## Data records

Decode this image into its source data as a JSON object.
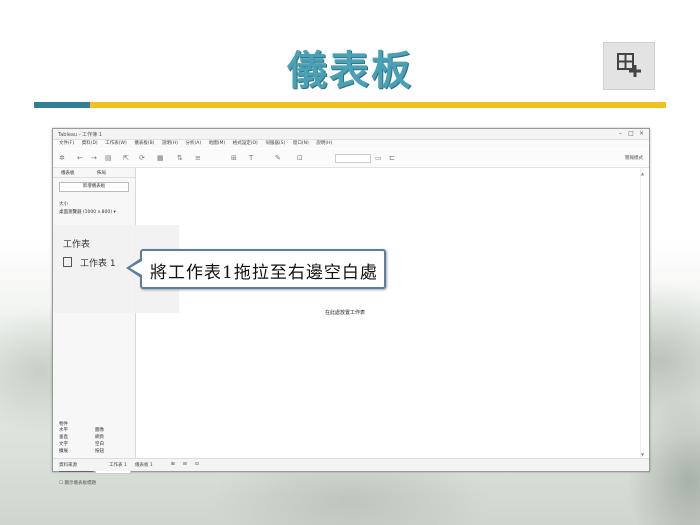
{
  "slide": {
    "title": "儀表板",
    "accent_colors": {
      "teal": "#2f7f96",
      "gold": "#f2c21c",
      "title": "#4aa0b4"
    },
    "icon": "new-dashboard-icon"
  },
  "window": {
    "title": "Tableau - 工作簿 1",
    "menu": [
      "文件(F)",
      "資料(D)",
      "工作表(W)",
      "儀表板(B)",
      "說明(H)",
      "分析(A)",
      "地圖(M)",
      "格式設定(O)",
      "伺服器(S)",
      "窗口(N)",
      "說明(H)"
    ],
    "present_label": "簡報模式",
    "left_tabs": [
      "儀表板",
      "佈局"
    ],
    "new_dashboard_button": "新增儀表板",
    "size_label": "大小",
    "size_value": "桌面瀏覽器 (1000 x 800)",
    "sheets_title": "工作表",
    "sheet_item": "工作表 1",
    "objects_title": "物件",
    "objects": [
      "水平",
      "圖像",
      "垂直",
      "網頁",
      "文字",
      "空白",
      "擴展",
      "按鈕"
    ],
    "tiled_label": "平鋪",
    "floating_label": "浮動",
    "show_title_label": "顯示儀表板標題",
    "canvas_drop_text": "在此處放置工作表",
    "status": {
      "datasource": "資料來源",
      "sheet1_tab": "工作表 1",
      "dashboard1_tab": "儀表板 1"
    }
  },
  "callout": {
    "text": "將工作表1拖拉至右邊空白處"
  }
}
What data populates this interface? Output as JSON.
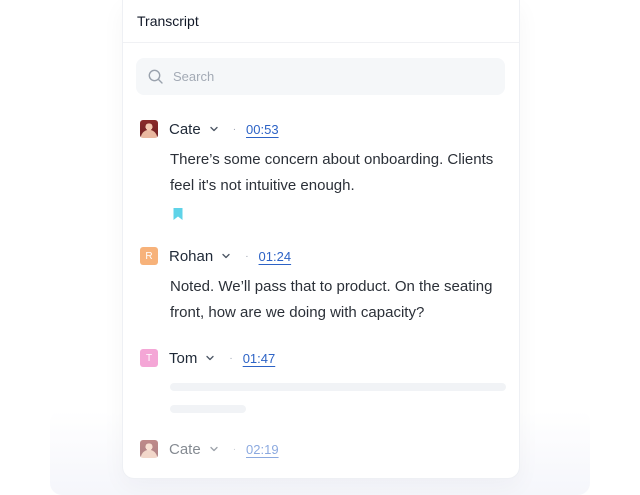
{
  "panel": {
    "title": "Transcript"
  },
  "search": {
    "placeholder": "Search",
    "value": ""
  },
  "entries": [
    {
      "speaker": "Cate",
      "avatar": {
        "type": "photo",
        "initial": ""
      },
      "timestamp": "00:53",
      "text": "There’s some concern about onboarding. Clients feel it's not intuitive enough.",
      "bookmarked": true
    },
    {
      "speaker": "Rohan",
      "avatar": {
        "type": "initial",
        "initial": "R",
        "color": "#f7b27a"
      },
      "timestamp": "01:24",
      "text": "Noted. We’ll pass that to product. On the seating front, how are we doing with capacity?",
      "bookmarked": false
    },
    {
      "speaker": "Tom",
      "avatar": {
        "type": "initial",
        "initial": "T",
        "color": "#f4a6d6"
      },
      "timestamp": "01:47",
      "text": "",
      "bookmarked": false
    },
    {
      "speaker": "Cate",
      "avatar": {
        "type": "photo",
        "initial": ""
      },
      "timestamp": "02:19",
      "text": "",
      "bookmarked": false
    }
  ],
  "icons": {
    "search": "search-icon",
    "chevron": "chevron-down-icon",
    "bookmark": "bookmark-icon"
  },
  "colors": {
    "link": "#2d63c6",
    "bookmark": "#5fd3e8"
  }
}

## WHAT IS REQUIRED
Omit any images, then output the listing exactly.

## TASK ANSWER
Decode this image into its source data as a JSON object.
{
  "slide": {
    "title": "儀表板",
    "accent_colors": {
      "teal": "#2f7f96",
      "gold": "#f2c21c",
      "title": "#4aa0b4"
    },
    "icon": "new-dashboard-icon"
  },
  "window": {
    "title": "Tableau - 工作簿 1",
    "menu": [
      "文件(F)",
      "資料(D)",
      "工作表(W)",
      "儀表板(B)",
      "說明(H)",
      "分析(A)",
      "地圖(M)",
      "格式設定(O)",
      "伺服器(S)",
      "窗口(N)",
      "說明(H)"
    ],
    "present_label": "簡報模式",
    "left_tabs": [
      "儀表板",
      "佈局"
    ],
    "new_dashboard_button": "新增儀表板",
    "size_label": "大小",
    "size_value": "桌面瀏覽器 (1000 x 800)",
    "sheets_title": "工作表",
    "sheet_item": "工作表 1",
    "objects_title": "物件",
    "objects": [
      "水平",
      "圖像",
      "垂直",
      "網頁",
      "文字",
      "空白",
      "擴展",
      "按鈕"
    ],
    "tiled_label": "平鋪",
    "floating_label": "浮動",
    "show_title_label": "顯示儀表板標題",
    "canvas_drop_text": "在此處放置工作表",
    "status": {
      "datasource": "資料來源",
      "sheet1_tab": "工作表 1",
      "dashboard1_tab": "儀表板 1"
    }
  },
  "callout": {
    "text": "將工作表1拖拉至右邊空白處"
  }
}
What data populates this interface? Output as JSON.
{
  "panel": {
    "title": "Transcript"
  },
  "search": {
    "placeholder": "Search",
    "value": ""
  },
  "entries": [
    {
      "speaker": "Cate",
      "avatar": {
        "type": "photo",
        "initial": ""
      },
      "timestamp": "00:53",
      "text": "There’s some concern about onboarding. Clients feel it's not intuitive enough.",
      "bookmarked": true
    },
    {
      "speaker": "Rohan",
      "avatar": {
        "type": "initial",
        "initial": "R",
        "color": "#f7b27a"
      },
      "timestamp": "01:24",
      "text": "Noted. We’ll pass that to product. On the seating front, how are we doing with capacity?",
      "bookmarked": false
    },
    {
      "speaker": "Tom",
      "avatar": {
        "type": "initial",
        "initial": "T",
        "color": "#f4a6d6"
      },
      "timestamp": "01:47",
      "text": "",
      "bookmarked": false
    },
    {
      "speaker": "Cate",
      "avatar": {
        "type": "photo",
        "initial": ""
      },
      "timestamp": "02:19",
      "text": "",
      "bookmarked": false
    }
  ],
  "icons": {
    "search": "search-icon",
    "chevron": "chevron-down-icon",
    "bookmark": "bookmark-icon"
  },
  "colors": {
    "link": "#2d63c6",
    "bookmark": "#5fd3e8"
  }
}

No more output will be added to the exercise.